#### Brief:
Within the data below, state how many lines contain the string "heading". Provide the number only.

#### Listed records:
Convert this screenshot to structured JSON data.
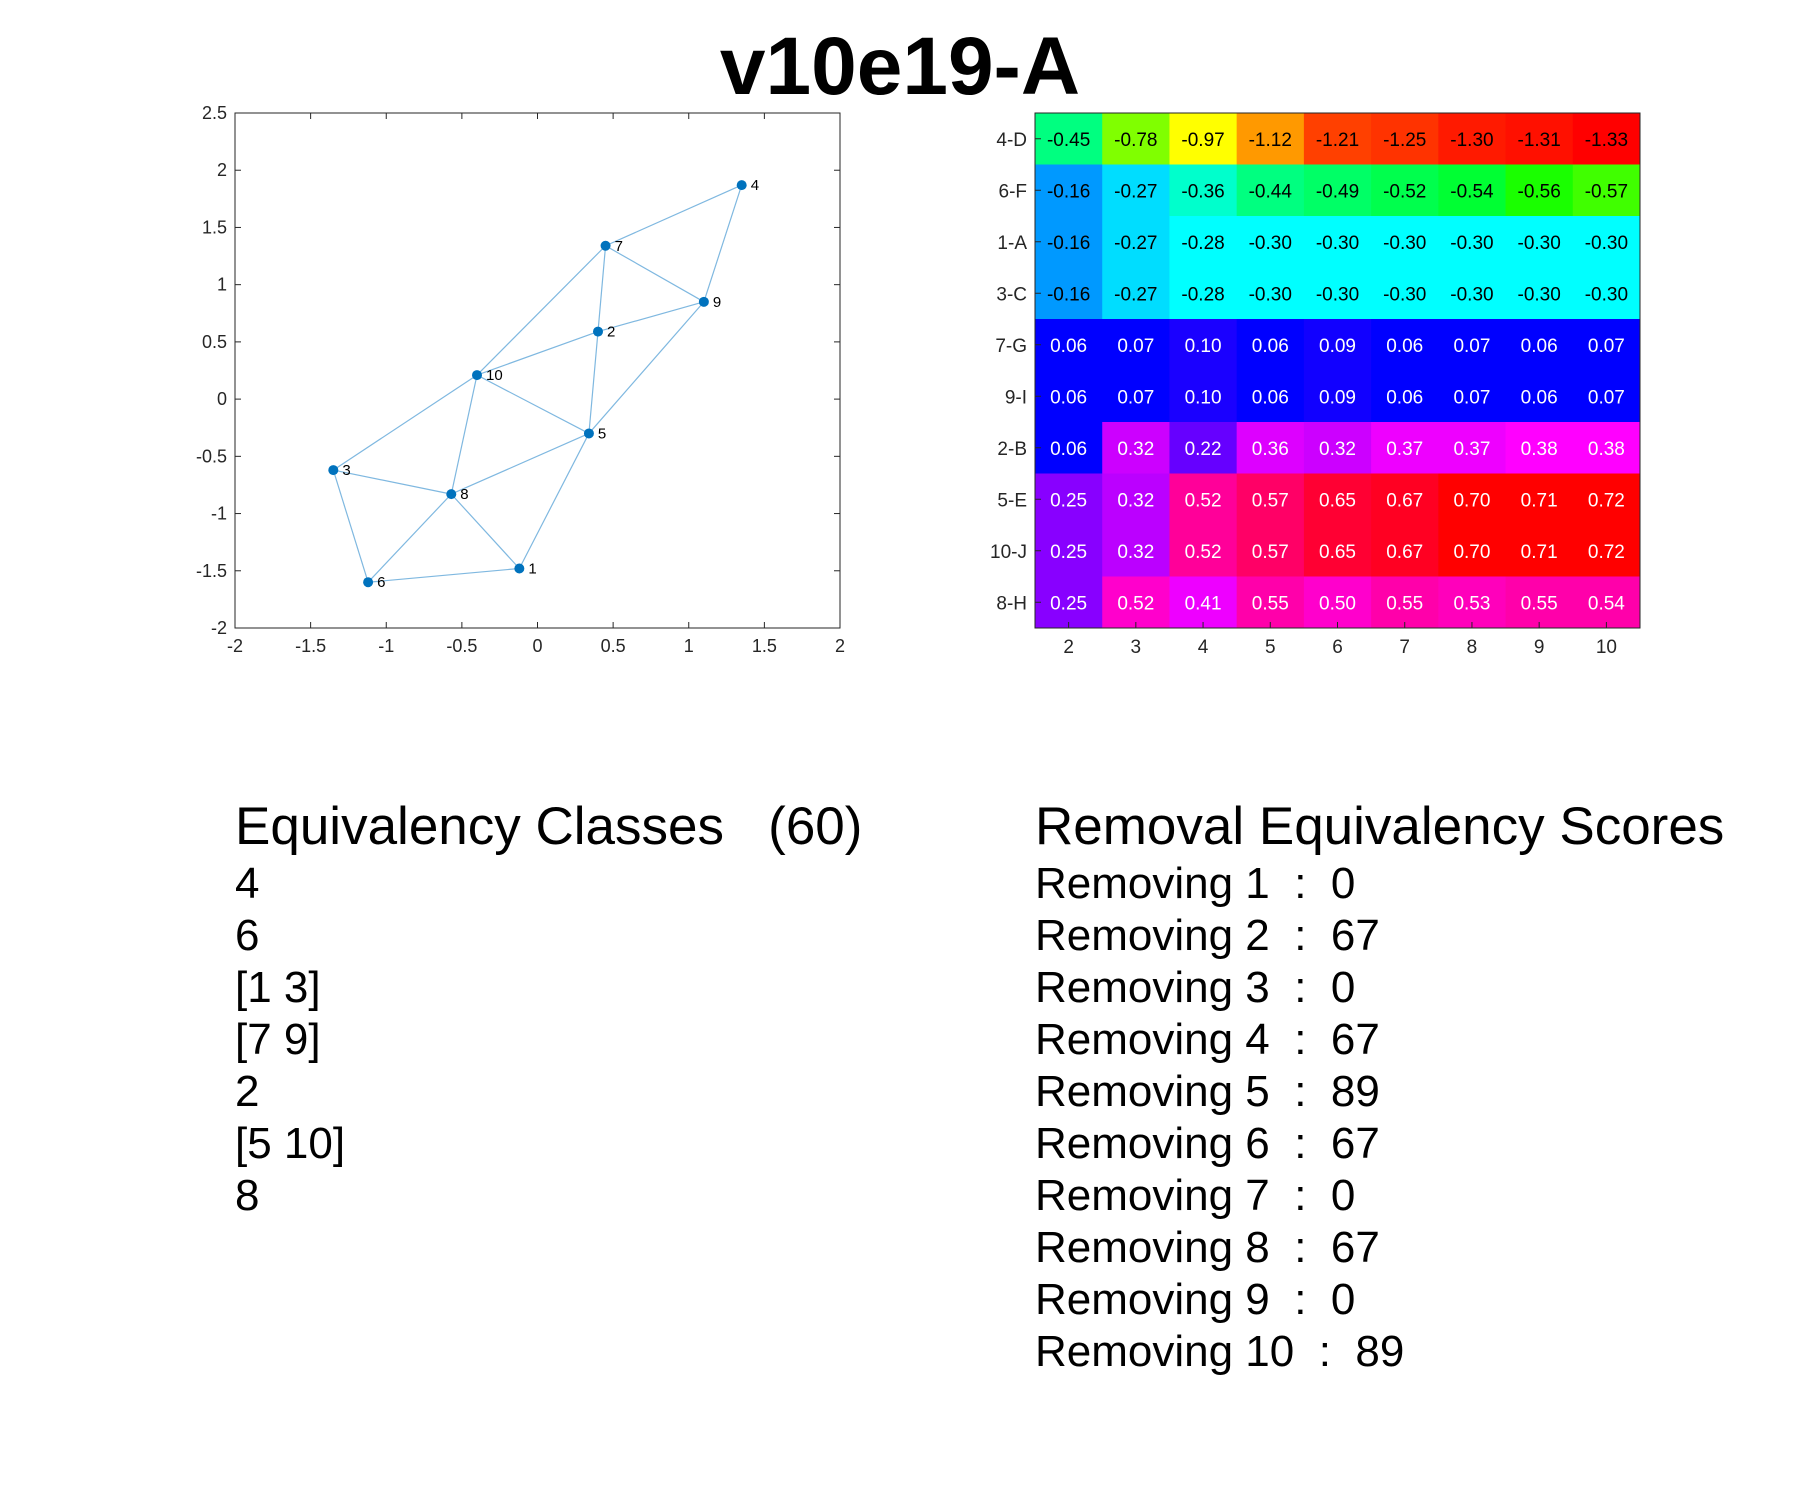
{
  "title": "v10e19-A",
  "graph": {
    "xlim": [
      -2,
      2
    ],
    "ylim": [
      -2,
      2.5
    ],
    "xticks": [
      "-2",
      "-1.5",
      "-1",
      "-0.5",
      "0",
      "0.5",
      "1",
      "1.5",
      "2"
    ],
    "yticks": [
      "-2",
      "-1.5",
      "-1",
      "-0.5",
      "0",
      "0.5",
      "1",
      "1.5",
      "2",
      "2.5"
    ],
    "node_color": "#0072bd",
    "edge_color": "#7fb8e0",
    "nodes": [
      {
        "id": "1",
        "x": -0.12,
        "y": -1.48
      },
      {
        "id": "2",
        "x": 0.4,
        "y": 0.59
      },
      {
        "id": "3",
        "x": -1.35,
        "y": -0.62
      },
      {
        "id": "4",
        "x": 1.35,
        "y": 1.87
      },
      {
        "id": "5",
        "x": 0.34,
        "y": -0.3
      },
      {
        "id": "6",
        "x": -1.12,
        "y": -1.6
      },
      {
        "id": "7",
        "x": 0.45,
        "y": 1.34
      },
      {
        "id": "8",
        "x": -0.57,
        "y": -0.83
      },
      {
        "id": "9",
        "x": 1.1,
        "y": 0.85
      },
      {
        "id": "10",
        "x": -0.4,
        "y": 0.21
      }
    ],
    "edges": [
      [
        "4",
        "7"
      ],
      [
        "4",
        "9"
      ],
      [
        "7",
        "9"
      ],
      [
        "7",
        "2"
      ],
      [
        "7",
        "10"
      ],
      [
        "2",
        "9"
      ],
      [
        "2",
        "10"
      ],
      [
        "2",
        "5"
      ],
      [
        "9",
        "5"
      ],
      [
        "10",
        "5"
      ],
      [
        "10",
        "3"
      ],
      [
        "10",
        "8"
      ],
      [
        "5",
        "8"
      ],
      [
        "5",
        "1"
      ],
      [
        "3",
        "8"
      ],
      [
        "3",
        "6"
      ],
      [
        "8",
        "6"
      ],
      [
        "8",
        "1"
      ],
      [
        "6",
        "1"
      ]
    ]
  },
  "heatmap": {
    "row_labels": [
      "4-D",
      "6-F",
      "1-A",
      "3-C",
      "7-G",
      "9-I",
      "2-B",
      "5-E",
      "10-J",
      "8-H"
    ],
    "col_labels": [
      "2",
      "3",
      "4",
      "5",
      "6",
      "7",
      "8",
      "9",
      "10"
    ],
    "values": [
      [
        "-0.45",
        "-0.78",
        "-0.97",
        "-1.12",
        "-1.21",
        "-1.25",
        "-1.30",
        "-1.31",
        "-1.33"
      ],
      [
        "-0.16",
        "-0.27",
        "-0.36",
        "-0.44",
        "-0.49",
        "-0.52",
        "-0.54",
        "-0.56",
        "-0.57"
      ],
      [
        "-0.16",
        "-0.27",
        "-0.28",
        "-0.30",
        "-0.30",
        "-0.30",
        "-0.30",
        "-0.30",
        "-0.30"
      ],
      [
        "-0.16",
        "-0.27",
        "-0.28",
        "-0.30",
        "-0.30",
        "-0.30",
        "-0.30",
        "-0.30",
        "-0.30"
      ],
      [
        "0.06",
        "0.07",
        "0.10",
        "0.06",
        "0.09",
        "0.06",
        "0.07",
        "0.06",
        "0.07"
      ],
      [
        "0.06",
        "0.07",
        "0.10",
        "0.06",
        "0.09",
        "0.06",
        "0.07",
        "0.06",
        "0.07"
      ],
      [
        "0.06",
        "0.32",
        "0.22",
        "0.36",
        "0.32",
        "0.37",
        "0.37",
        "0.38",
        "0.38"
      ],
      [
        "0.25",
        "0.32",
        "0.52",
        "0.57",
        "0.65",
        "0.67",
        "0.70",
        "0.71",
        "0.72"
      ],
      [
        "0.25",
        "0.32",
        "0.52",
        "0.57",
        "0.65",
        "0.67",
        "0.70",
        "0.71",
        "0.72"
      ],
      [
        "0.25",
        "0.52",
        "0.41",
        "0.55",
        "0.50",
        "0.55",
        "0.53",
        "0.55",
        "0.54"
      ]
    ],
    "colors": [
      [
        "#00ff80",
        "#80ff00",
        "#ffff00",
        "#ff9900",
        "#ff4000",
        "#ff3300",
        "#ff1a00",
        "#ff1000",
        "#ff0000"
      ],
      [
        "#0099ff",
        "#00ddff",
        "#00ffcc",
        "#00ff80",
        "#00ff66",
        "#00ff4d",
        "#00ff33",
        "#1aff00",
        "#40ff00"
      ],
      [
        "#0099ff",
        "#00ddff",
        "#00ffff",
        "#00ffff",
        "#00ffff",
        "#00ffff",
        "#00ffff",
        "#00ffff",
        "#00ffff"
      ],
      [
        "#0099ff",
        "#00ddff",
        "#00ffff",
        "#00ffff",
        "#00ffff",
        "#00ffff",
        "#00ffff",
        "#00ffff",
        "#00ffff"
      ],
      [
        "#0000ff",
        "#0000ff",
        "#1a00ff",
        "#0000ff",
        "#1100ff",
        "#0000ff",
        "#0000ff",
        "#0000ff",
        "#0000ff"
      ],
      [
        "#0000ff",
        "#0000ff",
        "#1a00ff",
        "#0000ff",
        "#1100ff",
        "#0000ff",
        "#0000ff",
        "#0000ff",
        "#0000ff"
      ],
      [
        "#0000ff",
        "#cc00ff",
        "#6600ff",
        "#dd00ff",
        "#cc00ff",
        "#ee00ff",
        "#ee00ff",
        "#ff00ff",
        "#ff00ff"
      ],
      [
        "#8800ff",
        "#bb00ff",
        "#ff0099",
        "#ff0066",
        "#ff0033",
        "#ff0022",
        "#ff0000",
        "#ff0000",
        "#ff0000"
      ],
      [
        "#8800ff",
        "#bb00ff",
        "#ff0099",
        "#ff0066",
        "#ff0033",
        "#ff0022",
        "#ff0000",
        "#ff0000",
        "#ff0000"
      ],
      [
        "#8800ff",
        "#ff00cc",
        "#ee00ff",
        "#ff00aa",
        "#ff00cc",
        "#ff00aa",
        "#ff00bb",
        "#ff00aa",
        "#ff00aa"
      ]
    ],
    "text_colors": [
      [
        "#000",
        "#000",
        "#000",
        "#000",
        "#000",
        "#000",
        "#000",
        "#000",
        "#000"
      ],
      [
        "#000",
        "#000",
        "#000",
        "#000",
        "#000",
        "#000",
        "#000",
        "#000",
        "#000"
      ],
      [
        "#000",
        "#000",
        "#000",
        "#000",
        "#000",
        "#000",
        "#000",
        "#000",
        "#000"
      ],
      [
        "#000",
        "#000",
        "#000",
        "#000",
        "#000",
        "#000",
        "#000",
        "#000",
        "#000"
      ],
      [
        "#fff",
        "#fff",
        "#fff",
        "#fff",
        "#fff",
        "#fff",
        "#fff",
        "#fff",
        "#fff"
      ],
      [
        "#fff",
        "#fff",
        "#fff",
        "#fff",
        "#fff",
        "#fff",
        "#fff",
        "#fff",
        "#fff"
      ],
      [
        "#fff",
        "#fff",
        "#fff",
        "#fff",
        "#fff",
        "#fff",
        "#fff",
        "#fff",
        "#fff"
      ],
      [
        "#fff",
        "#fff",
        "#fff",
        "#fff",
        "#fff",
        "#fff",
        "#fff",
        "#fff",
        "#fff"
      ],
      [
        "#fff",
        "#fff",
        "#fff",
        "#fff",
        "#fff",
        "#fff",
        "#fff",
        "#fff",
        "#fff"
      ],
      [
        "#fff",
        "#fff",
        "#fff",
        "#fff",
        "#fff",
        "#fff",
        "#fff",
        "#fff",
        "#fff"
      ]
    ]
  },
  "equivalency": {
    "heading": "Equivalency Classes   (60)",
    "items": [
      "4",
      "6",
      "[1 3]",
      "[7 9]",
      "2",
      "[5 10]",
      "8"
    ]
  },
  "removal": {
    "heading": "Removal Equivalency Scores",
    "items": [
      "Removing 1  :  0",
      "Removing 2  :  67",
      "Removing 3  :  0",
      "Removing 4  :  67",
      "Removing 5  :  89",
      "Removing 6  :  67",
      "Removing 7  :  0",
      "Removing 8  :  67",
      "Removing 9  :  0",
      "Removing 10  :  89"
    ]
  }
}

#### Result:
2